§ **Challenge**: Reproduce the material word for word; the images stay out.

§ **Recorded information**:
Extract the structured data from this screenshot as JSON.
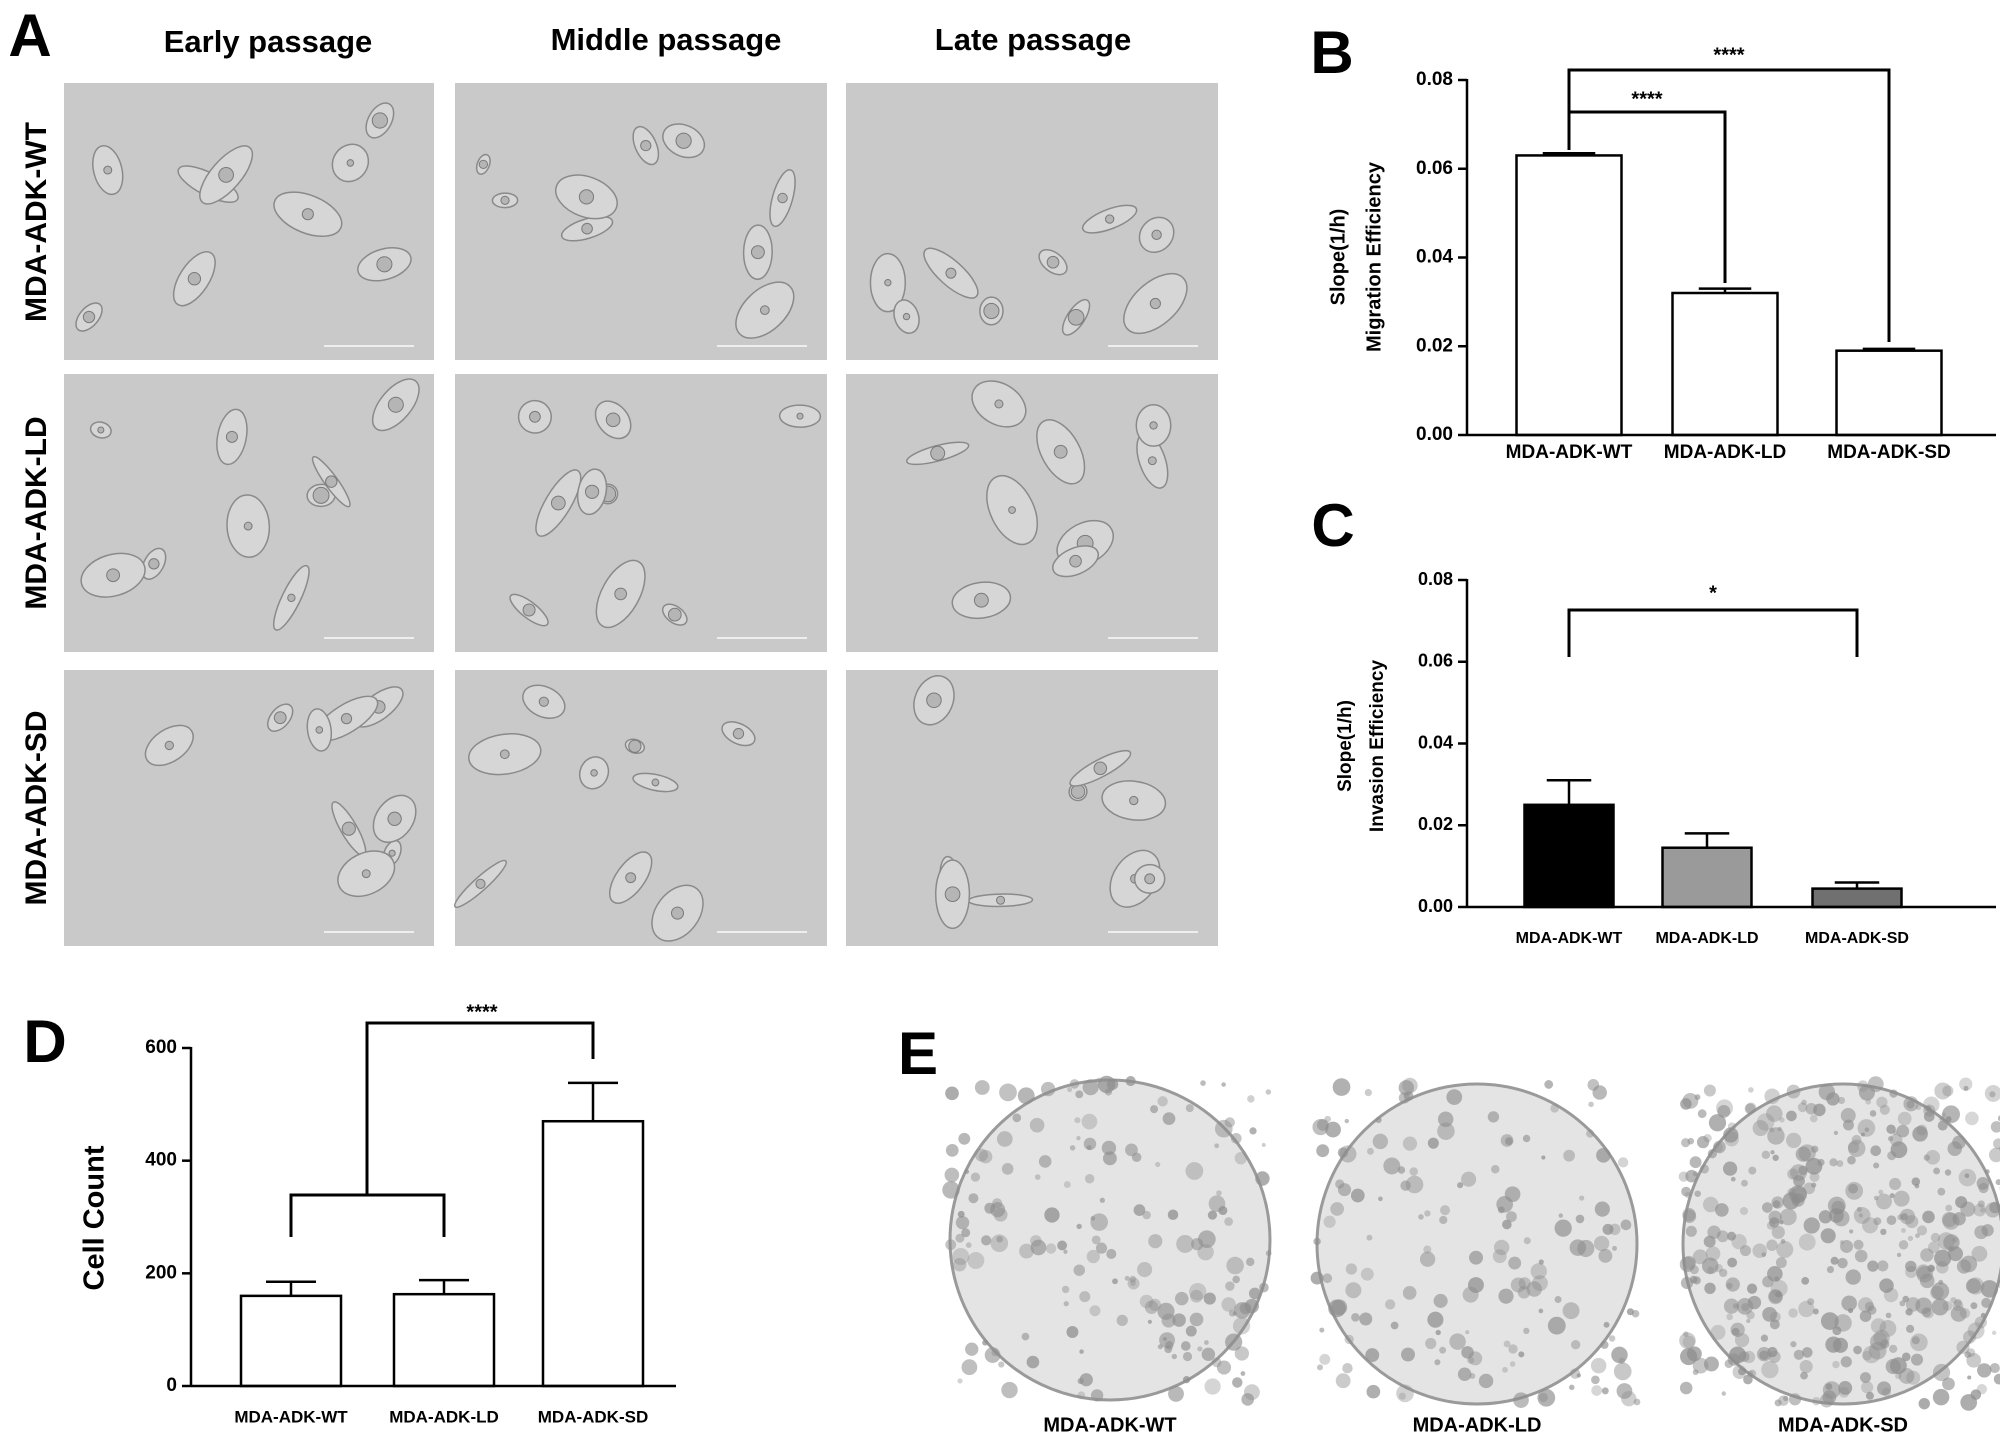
{
  "panel_a": {
    "label": "A",
    "columns": [
      "Early passage",
      "Middle passage",
      "Late passage"
    ],
    "rows": [
      "MDA-ADK-WT",
      "MDA-ADK-LD",
      "MDA-ADK-SD"
    ]
  },
  "chart_data": [
    {
      "type": "bar",
      "panel_label": "B",
      "y_label": [
        "Slope(1/h)",
        "Migration Efficiency"
      ],
      "categories": [
        "MDA-ADK-WT",
        "MDA-ADK-LD",
        "MDA-ADK-SD"
      ],
      "values": [
        0.063,
        0.032,
        0.019
      ],
      "errors": [
        0.0005,
        0.001,
        0.0004
      ],
      "colors": [
        "#ffffff",
        "#ffffff",
        "#ffffff"
      ],
      "edgecolor": "#000000",
      "ylim": [
        0,
        0.08
      ],
      "yticks": [
        {
          "value": 0,
          "label": "0.00"
        },
        {
          "value": 0.02,
          "label": "0.02"
        },
        {
          "value": 0.04,
          "label": "0.04"
        },
        {
          "value": 0.06,
          "label": "0.06"
        },
        {
          "value": 0.08,
          "label": "0.08"
        }
      ],
      "annotations": [
        "****",
        "****"
      ]
    },
    {
      "type": "bar",
      "panel_label": "C",
      "y_label": [
        "Slope(1/h)",
        "Invasion Efficiency"
      ],
      "categories": [
        "MDA-ADK-WT",
        "MDA-ADK-LD",
        "MDA-ADK-SD"
      ],
      "values": [
        0.025,
        0.0145,
        0.0045
      ],
      "errors": [
        0.006,
        0.0035,
        0.0015
      ],
      "colors": [
        "#000000",
        "#9a9a9a",
        "#707070"
      ],
      "edgecolor": "#000000",
      "ylim": [
        0,
        0.08
      ],
      "yticks": [
        {
          "value": 0,
          "label": "0.00"
        },
        {
          "value": 0.02,
          "label": "0.02"
        },
        {
          "value": 0.04,
          "label": "0.04"
        },
        {
          "value": 0.06,
          "label": "0.06"
        },
        {
          "value": 0.08,
          "label": "0.08"
        }
      ],
      "annotations": [
        "*"
      ]
    },
    {
      "type": "bar",
      "panel_label": "D",
      "y_label": [
        "Cell Count"
      ],
      "categories": [
        "MDA-ADK-WT",
        "MDA-ADK-LD",
        "MDA-ADK-SD"
      ],
      "values": [
        160,
        163,
        470
      ],
      "errors": [
        25,
        25,
        68
      ],
      "colors": [
        "#ffffff",
        "#ffffff",
        "#ffffff"
      ],
      "edgecolor": "#000000",
      "ylim": [
        0,
        600
      ],
      "yticks": [
        0,
        200,
        400,
        600
      ],
      "annotations": [
        "****"
      ]
    }
  ],
  "panel_e": {
    "label": "E",
    "dishes": [
      "MDA-ADK-WT",
      "MDA-ADK-LD",
      "MDA-ADK-SD"
    ]
  }
}
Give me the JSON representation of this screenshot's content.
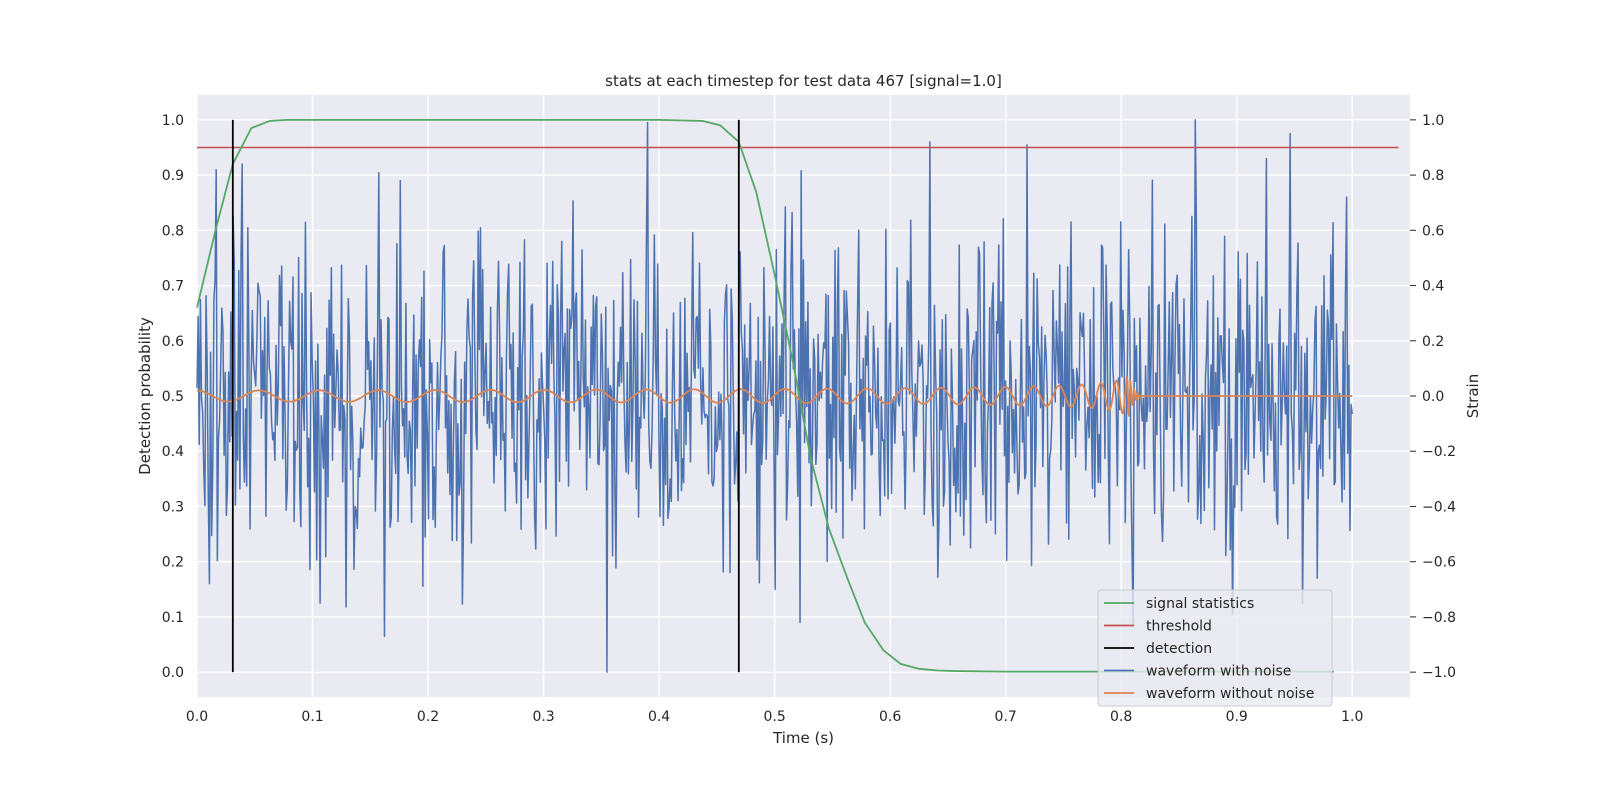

§ **Problem solution**:
Extract the structured data from this screenshot as JSON.
{
  "panel_a": {
    "label": "A",
    "columns": [
      "Early passage",
      "Middle passage",
      "Late passage"
    ],
    "rows": [
      "MDA-ADK-WT",
      "MDA-ADK-LD",
      "MDA-ADK-SD"
    ]
  },
  "chart_data": [
    {
      "type": "bar",
      "panel_label": "B",
      "y_label": [
        "Slope(1/h)",
        "Migration Efficiency"
      ],
      "categories": [
        "MDA-ADK-WT",
        "MDA-ADK-LD",
        "MDA-ADK-SD"
      ],
      "values": [
        0.063,
        0.032,
        0.019
      ],
      "errors": [
        0.0005,
        0.001,
        0.0004
      ],
      "colors": [
        "#ffffff",
        "#ffffff",
        "#ffffff"
      ],
      "edgecolor": "#000000",
      "ylim": [
        0,
        0.08
      ],
      "yticks": [
        {
          "value": 0,
          "label": "0.00"
        },
        {
          "value": 0.02,
          "label": "0.02"
        },
        {
          "value": 0.04,
          "label": "0.04"
        },
        {
          "value": 0.06,
          "label": "0.06"
        },
        {
          "value": 0.08,
          "label": "0.08"
        }
      ],
      "annotations": [
        "****",
        "****"
      ]
    },
    {
      "type": "bar",
      "panel_label": "C",
      "y_label": [
        "Slope(1/h)",
        "Invasion Efficiency"
      ],
      "categories": [
        "MDA-ADK-WT",
        "MDA-ADK-LD",
        "MDA-ADK-SD"
      ],
      "values": [
        0.025,
        0.0145,
        0.0045
      ],
      "errors": [
        0.006,
        0.0035,
        0.0015
      ],
      "colors": [
        "#000000",
        "#9a9a9a",
        "#707070"
      ],
      "edgecolor": "#000000",
      "ylim": [
        0,
        0.08
      ],
      "yticks": [
        {
          "value": 0,
          "label": "0.00"
        },
        {
          "value": 0.02,
          "label": "0.02"
        },
        {
          "value": 0.04,
          "label": "0.04"
        },
        {
          "value": 0.06,
          "label": "0.06"
        },
        {
          "value": 0.08,
          "label": "0.08"
        }
      ],
      "annotations": [
        "*"
      ]
    },
    {
      "type": "bar",
      "panel_label": "D",
      "y_label": [
        "Cell Count"
      ],
      "categories": [
        "MDA-ADK-WT",
        "MDA-ADK-LD",
        "MDA-ADK-SD"
      ],
      "values": [
        160,
        163,
        470
      ],
      "errors": [
        25,
        25,
        68
      ],
      "colors": [
        "#ffffff",
        "#ffffff",
        "#ffffff"
      ],
      "edgecolor": "#000000",
      "ylim": [
        0,
        600
      ],
      "yticks": [
        0,
        200,
        400,
        600
      ],
      "annotations": [
        "****"
      ]
    }
  ],
  "panel_e": {
    "label": "E",
    "dishes": [
      "MDA-ADK-WT",
      "MDA-ADK-LD",
      "MDA-ADK-SD"
    ]
  }
}
Give me the JSON representation of this screenshot's content.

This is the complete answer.